» **Instruction**
Repeat the data word for word. Do not include the pictures.

» **Dataset**
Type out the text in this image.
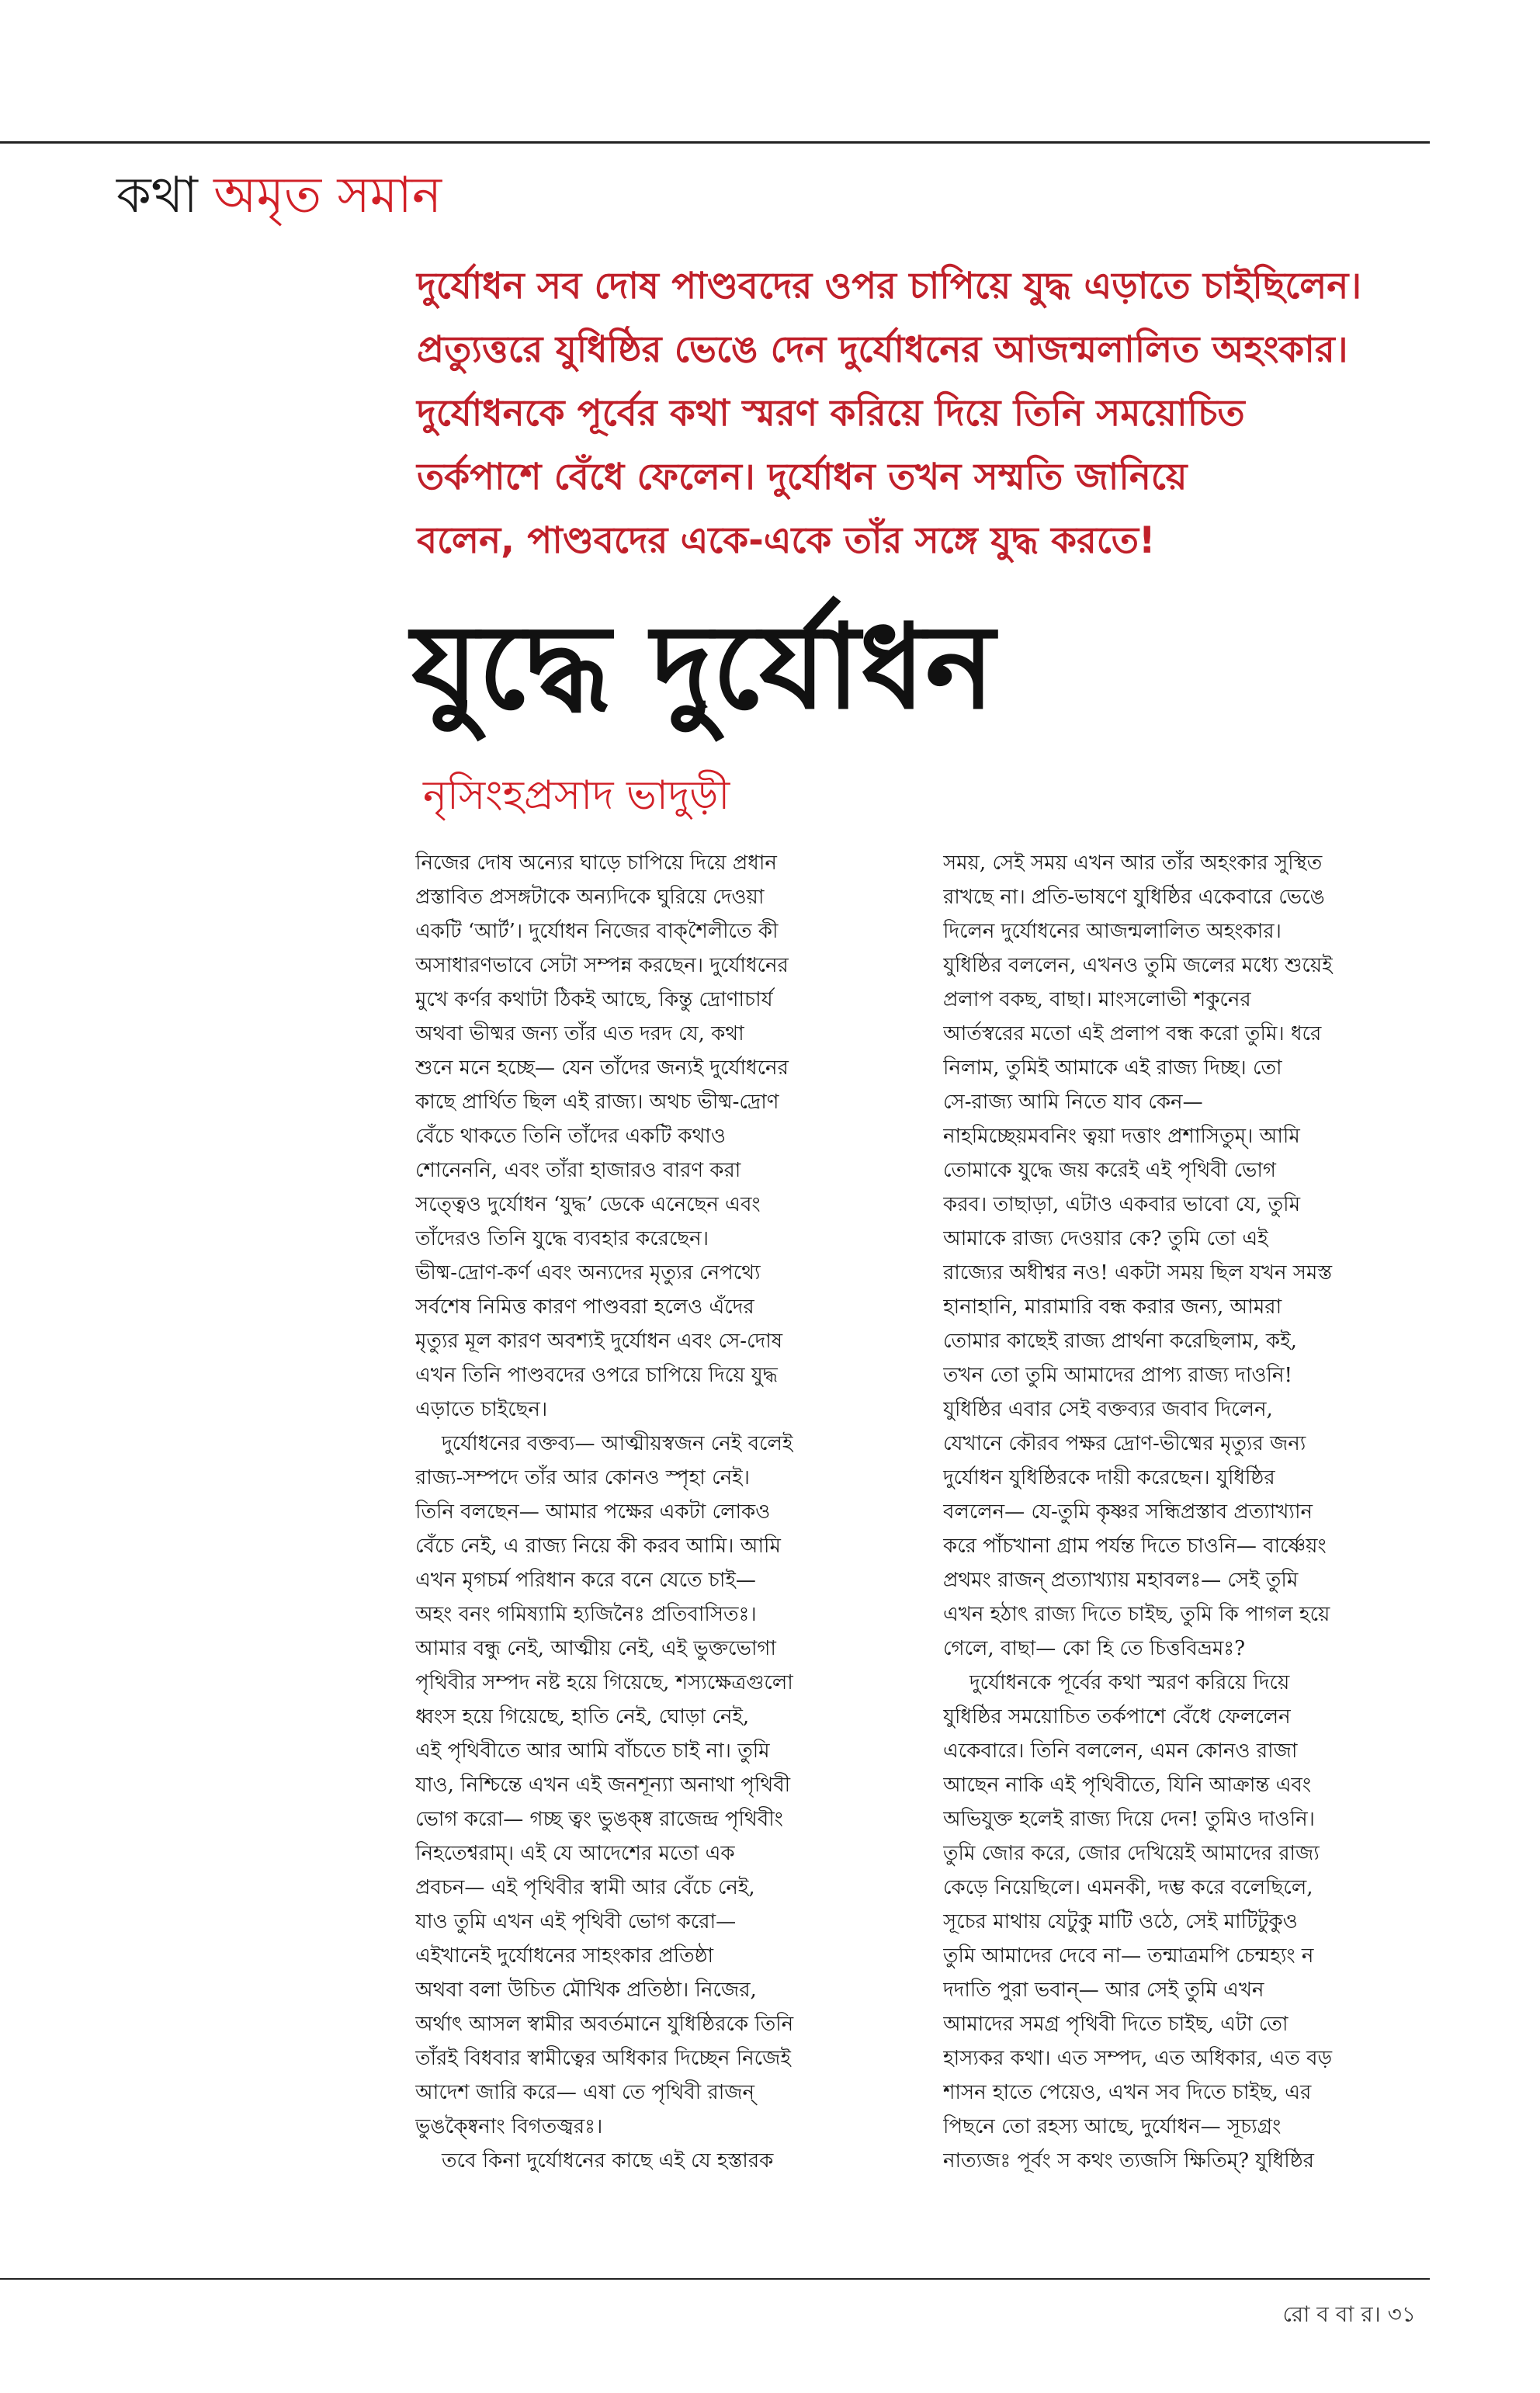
কথা অমৃত সমান
দুর্যোধন সব দোষ পাণ্ডবদের ওপর চাপিয়ে যুদ্ধ এড়াতে চাইছিলেন।
প্রত্যুত্তরে যুধিষ্ঠির ভেঙে দেন দুর্যোধনের আজন্মলালিত অহংকার।
দুর্যোধনকে পূর্বের কথা স্মরণ করিয়ে দিয়ে তিনি সময়োচিত
তর্কপাশে বেঁধে ফেলেন। দুর্যোধন তখন সম্মতি জানিয়ে
বলেন, পাণ্ডবদের একে-একে তাঁর সঙ্গে যুদ্ধ করতে!
যুদ্ধে দুর্যোধন
নৃসিংহপ্রসাদ ভাদুড়ী

নিজের দোষ অন্যের ঘাড়ে চাপিয়ে দিয়ে প্রধান

প্রস্তাবিত প্রসঙ্গটাকে অন্যদিকে ঘুরিয়ে দেওয়া

একটি ‘আর্ট’। দুর্যোধন নিজের বাক্‌শৈলীতে কী

অসাধারণভাবে সেটা সম্পন্ন করছেন। দুর্যোধনের

মুখে কর্ণর কথাটা ঠিকই আছে, কিন্তু দ্রোণাচার্য

অথবা ভীষ্মর জন্য তাঁর এত দরদ যে, কথা

শুনে মনে হচ্ছে— যেন তাঁদের জন্যই দুর্যোধনের

কাছে প্রার্থিত ছিল এই রাজ্য। অথচ ভীষ্ম-দ্রোণ

বেঁচে থাকতে তিনি তাঁদের একটি কথাও

শোনেননি, এবং তাঁরা হাজারও বারণ করা

সত্ত্বেও দুর্যোধন ‘যুদ্ধ’ ডেকে এনেছেন এবং

তাঁদেরও তিনি যুদ্ধে ব্যবহার করেছেন।

ভীষ্ম-দ্রোণ-কর্ণ এবং অন্যদের মৃত্যুর নেপথ্যে

সর্বশেষ নিমিত্ত কারণ পাণ্ডবরা হলেও এঁদের

মৃত্যুর মূল কারণ অবশ্যই দুর্যোধন এবং সে-দোষ

এখন তিনি পাণ্ডবদের ওপরে চাপিয়ে দিয়ে যুদ্ধ

এড়াতে চাইছেন।

দুর্যোধনের বক্তব্য— আত্মীয়স্বজন নেই বলেই

রাজ্য-সম্পদে তাঁর আর কোনও স্পৃহা নেই।

তিনি বলছেন— আমার পক্ষের একটা লোকও

বেঁচে নেই, এ রাজ্য নিয়ে কী করব আমি। আমি

এখন মৃগচর্ম পরিধান করে বনে যেতে চাই—

অহং বনং গমিষ্যামি হ্যজিনৈঃ প্রতিবাসিতঃ।

আমার বন্ধু নেই, আত্মীয় নেই, এই ভুক্তভোগা

পৃথিবীর সম্পদ নষ্ট হয়ে গিয়েছে, শস্যক্ষেত্রগুলো

ধ্বংস হয়ে গিয়েছে, হাতি নেই, ঘোড়া নেই,

এই পৃথিবীতে আর আমি বাঁচতে চাই না। তুমি

যাও, নিশ্চিন্তে এখন এই জনশূন্যা অনাথা পৃথিবী

ভোগ করো— গচ্ছ ত্বং ভুঙক্ষ্ব রাজেন্দ্র পৃথিবীং

নিহতেশ্বরাম্‌। এই যে আদেশের মতো এক

প্রবচন— এই পৃথিবীর স্বামী আর বেঁচে নেই,

যাও তুমি এখন এই পৃথিবী ভোগ করো—

এইখানেই দুর্যোধনের সাহংকার প্রতিষ্ঠা

অথবা বলা উচিত মৌখিক প্রতিষ্ঠা। নিজের,

অর্থাৎ আসল স্বামীর অবর্তমানে যুধিষ্ঠিরকে তিনি

তাঁরই বিধবার স্বামীত্বের অধিকার দিচ্ছেন নিজেই

আদেশ জারি করে— এষা তে পৃথিবী রাজন্‌

ভুঙক্ষ্বৈনাং বিগতজ্বরঃ।

তবে কিনা দুর্যোধনের কাছে এই যে হস্তারক

সময়, সেই সময় এখন আর তাঁর অহংকার সুস্থিত

রাখছে না। প্রতি-ভাষণে যুধিষ্ঠির একেবারে ভেঙে

দিলেন দুর্যোধনের আজন্মলালিত অহংকার।

যুধিষ্ঠির বললেন, এখনও তুমি জলের মধ্যে শুয়েই

প্রলাপ বকছ, বাছা। মাংসলোভী শকুনের

আর্তস্বরের মতো এই প্রলাপ বন্ধ করো তুমি। ধরে

নিলাম, তুমিই আমাকে এই রাজ্য দিচ্ছ। তো

সে-রাজ্য আমি নিতে যাব কেন—

নাহমিচ্ছেয়মবনিং ত্বয়া দত্তাং প্রশাসিতুম্‌। আমি

তোমাকে যুদ্ধে জয় করেই এই পৃথিবী ভোগ

করব। তাছাড়া, এটাও একবার ভাবো যে, তুমি

আমাকে রাজ্য দেওয়ার কে? তুমি তো এই

রাজ্যের অধীশ্বর নও! একটা সময় ছিল যখন সমস্ত

হানাহানি, মারামারি বন্ধ করার জন্য, আমরা

তোমার কাছেই রাজ্য প্রার্থনা করেছিলাম, কই,

তখন তো তুমি আমাদের প্রাপ্য রাজ্য দাওনি!

যুধিষ্ঠির এবার সেই বক্তব্যর জবাব দিলেন,

যেখানে কৌরব পক্ষর দ্রোণ-ভীষ্মের মৃত্যুর জন্য

দুর্যোধন যুধিষ্ঠিরকে দায়ী করেছেন। যুধিষ্ঠির

বললেন— যে-তুমি কৃষ্ণর সন্ধিপ্রস্তাব প্রত্যাখ্যান

করে পাঁচখানা গ্রাম পর্যন্ত দিতে চাওনি— বার্ষ্ণেয়ং

প্রথমং রাজন্‌ প্রত্যাখ্যায় মহাবলঃ— সেই তুমি

এখন হঠাৎ রাজ্য দিতে চাইছ, তুমি কি পাগল হয়ে

গেলে, বাছা— কো হি তে চিত্তবিভ্রমঃ?

দুর্যোধনকে পূর্বের কথা স্মরণ করিয়ে দিয়ে

যুধিষ্ঠির সময়োচিত তর্কপাশে বেঁধে ফেললেন

একেবারে। তিনি বললেন, এমন কোনও রাজা

আছেন নাকি এই পৃথিবীতে, যিনি আক্রান্ত এবং

অভিযুক্ত হলেই রাজ্য দিয়ে দেন! তুমিও দাওনি।

তুমি জোর করে, জোর দেখিয়েই আমাদের রাজ্য

কেড়ে নিয়েছিলে। এমনকী, দম্ভ করে বলেছিলে,

সূচের মাথায় যেটুকু মাটি ওঠে, সেই মাটিটুকুও

তুমি আমাদের দেবে না— তন্মাত্রমপি চেন্মহ্যং ন

দদাতি পুরা ভবান্‌— আর সেই তুমি এখন

আমাদের সমগ্র পৃথিবী দিতে চাইছ, এটা তো

হাস্যকর কথা। এত সম্পদ, এত অধিকার, এত বড়

শাসন হাতে পেয়েও, এখন সব দিতে চাইছ, এর

পিছনে তো রহস্য আছে, দুর্যোধন— সূচ্যগ্রং

নাত্যজঃ পূর্বং স কথং ত্যজসি ক্ষিতিম্‌? যুধিষ্ঠির

রো ব বা র। ৩১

» **Task response**
Type out the text in this image.
কথা অমৃত সমান
দুর্যোধন সব দোষ পাণ্ডবদের ওপর চাপিয়ে যুদ্ধ এড়াতে চাইছিলেন।
প্রত্যুত্তরে যুধিষ্ঠির ভেঙে দেন দুর্যোধনের আজন্মলালিত অহংকার।
দুর্যোধনকে পূর্বের কথা স্মরণ করিয়ে দিয়ে তিনি সময়োচিত
তর্কপাশে বেঁধে ফেলেন। দুর্যোধন তখন সম্মতি জানিয়ে
বলেন, পাণ্ডবদের একে-একে তাঁর সঙ্গে যুদ্ধ করতে!
যুদ্ধে দুর্যোধন
নৃসিংহপ্রসাদ ভাদুড়ী

নিজের দোষ অন্যের ঘাড়ে চাপিয়ে দিয়ে প্রধান

প্রস্তাবিত প্রসঙ্গটাকে অন্যদিকে ঘুরিয়ে দেওয়া

একটি ‘আর্ট’। দুর্যোধন নিজের বাক্‌শৈলীতে কী

অসাধারণভাবে সেটা সম্পন্ন করছেন। দুর্যোধনের

মুখে কর্ণর কথাটা ঠিকই আছে, কিন্তু দ্রোণাচার্য

অথবা ভীষ্মর জন্য তাঁর এত দরদ যে, কথা

শুনে মনে হচ্ছে— যেন তাঁদের জন্যই দুর্যোধনের

কাছে প্রার্থিত ছিল এই রাজ্য। অথচ ভীষ্ম-দ্রোণ

বেঁচে থাকতে তিনি তাঁদের একটি কথাও

শোনেননি, এবং তাঁরা হাজারও বারণ করা

সত্ত্বেও দুর্যোধন ‘যুদ্ধ’ ডেকে এনেছেন এবং

তাঁদেরও তিনি যুদ্ধে ব্যবহার করেছেন।

ভীষ্ম-দ্রোণ-কর্ণ এবং অন্যদের মৃত্যুর নেপথ্যে

সর্বশেষ নিমিত্ত কারণ পাণ্ডবরা হলেও এঁদের

মৃত্যুর মূল কারণ অবশ্যই দুর্যোধন এবং সে-দোষ

এখন তিনি পাণ্ডবদের ওপরে চাপিয়ে দিয়ে যুদ্ধ

এড়াতে চাইছেন।

দুর্যোধনের বক্তব্য— আত্মীয়স্বজন নেই বলেই

রাজ্য-সম্পদে তাঁর আর কোনও স্পৃহা নেই।

তিনি বলছেন— আমার পক্ষের একটা লোকও

বেঁচে নেই, এ রাজ্য নিয়ে কী করব আমি। আমি

এখন মৃগচর্ম পরিধান করে বনে যেতে চাই—

অহং বনং গমিষ্যামি হ্যজিনৈঃ প্রতিবাসিতঃ।

আমার বন্ধু নেই, আত্মীয় নেই, এই ভুক্তভোগা

পৃথিবীর সম্পদ নষ্ট হয়ে গিয়েছে, শস্যক্ষেত্রগুলো

ধ্বংস হয়ে গিয়েছে, হাতি নেই, ঘোড়া নেই,

এই পৃথিবীতে আর আমি বাঁচতে চাই না। তুমি

যাও, নিশ্চিন্তে এখন এই জনশূন্যা অনাথা পৃথিবী

ভোগ করো— গচ্ছ ত্বং ভুঙক্ষ্ব রাজেন্দ্র পৃথিবীং

নিহতেশ্বরাম্‌। এই যে আদেশের মতো এক

প্রবচন— এই পৃথিবীর স্বামী আর বেঁচে নেই,

যাও তুমি এখন এই পৃথিবী ভোগ করো—

এইখানেই দুর্যোধনের সাহংকার প্রতিষ্ঠা

অথবা বলা উচিত মৌখিক প্রতিষ্ঠা। নিজের,

অর্থাৎ আসল স্বামীর অবর্তমানে যুধিষ্ঠিরকে তিনি

তাঁরই বিধবার স্বামীত্বের অধিকার দিচ্ছেন নিজেই

আদেশ জারি করে— এষা তে পৃথিবী রাজন্‌

ভুঙক্ষ্বৈনাং বিগতজ্বরঃ।

তবে কিনা দুর্যোধনের কাছে এই যে হস্তারক

সময়, সেই সময় এখন আর তাঁর অহংকার সুস্থিত

রাখছে না। প্রতি-ভাষণে যুধিষ্ঠির একেবারে ভেঙে

দিলেন দুর্যোধনের আজন্মলালিত অহংকার।

যুধিষ্ঠির বললেন, এখনও তুমি জলের মধ্যে শুয়েই

প্রলাপ বকছ, বাছা। মাংসলোভী শকুনের

আর্তস্বরের মতো এই প্রলাপ বন্ধ করো তুমি। ধরে

নিলাম, তুমিই আমাকে এই রাজ্য দিচ্ছ। তো

সে-রাজ্য আমি নিতে যাব কেন—

নাহমিচ্ছেয়মবনিং ত্বয়া দত্তাং প্রশাসিতুম্‌। আমি

তোমাকে যুদ্ধে জয় করেই এই পৃথিবী ভোগ

করব। তাছাড়া, এটাও একবার ভাবো যে, তুমি

আমাকে রাজ্য দেওয়ার কে? তুমি তো এই

রাজ্যের অধীশ্বর নও! একটা সময় ছিল যখন সমস্ত

হানাহানি, মারামারি বন্ধ করার জন্য, আমরা

তোমার কাছেই রাজ্য প্রার্থনা করেছিলাম, কই,

তখন তো তুমি আমাদের প্রাপ্য রাজ্য দাওনি!

যুধিষ্ঠির এবার সেই বক্তব্যর জবাব দিলেন,

যেখানে কৌরব পক্ষর দ্রোণ-ভীষ্মের মৃত্যুর জন্য

দুর্যোধন যুধিষ্ঠিরকে দায়ী করেছেন। যুধিষ্ঠির

বললেন— যে-তুমি কৃষ্ণর সন্ধিপ্রস্তাব প্রত্যাখ্যান

করে পাঁচখানা গ্রাম পর্যন্ত দিতে চাওনি— বার্ষ্ণেয়ং

প্রথমং রাজন্‌ প্রত্যাখ্যায় মহাবলঃ— সেই তুমি

এখন হঠাৎ রাজ্য দিতে চাইছ, তুমি কি পাগল হয়ে

গেলে, বাছা— কো হি তে চিত্তবিভ্রমঃ?

দুর্যোধনকে পূর্বের কথা স্মরণ করিয়ে দিয়ে

যুধিষ্ঠির সময়োচিত তর্কপাশে বেঁধে ফেললেন

একেবারে। তিনি বললেন, এমন কোনও রাজা

আছেন নাকি এই পৃথিবীতে, যিনি আক্রান্ত এবং

অভিযুক্ত হলেই রাজ্য দিয়ে দেন! তুমিও দাওনি।

তুমি জোর করে, জোর দেখিয়েই আমাদের রাজ্য

কেড়ে নিয়েছিলে। এমনকী, দম্ভ করে বলেছিলে,

সূচের মাথায় যেটুকু মাটি ওঠে, সেই মাটিটুকুও

তুমি আমাদের দেবে না— তন্মাত্রমপি চেন্মহ্যং ন

দদাতি পুরা ভবান্‌— আর সেই তুমি এখন

আমাদের সমগ্র পৃথিবী দিতে চাইছ, এটা তো

হাস্যকর কথা। এত সম্পদ, এত অধিকার, এত বড়

শাসন হাতে পেয়েও, এখন সব দিতে চাইছ, এর

পিছনে তো রহস্য আছে, দুর্যোধন— সূচ্যগ্রং

নাত্যজঃ পূর্বং স কথং ত্যজসি ক্ষিতিম্‌? যুধিষ্ঠির

রো ব বা র। ৩১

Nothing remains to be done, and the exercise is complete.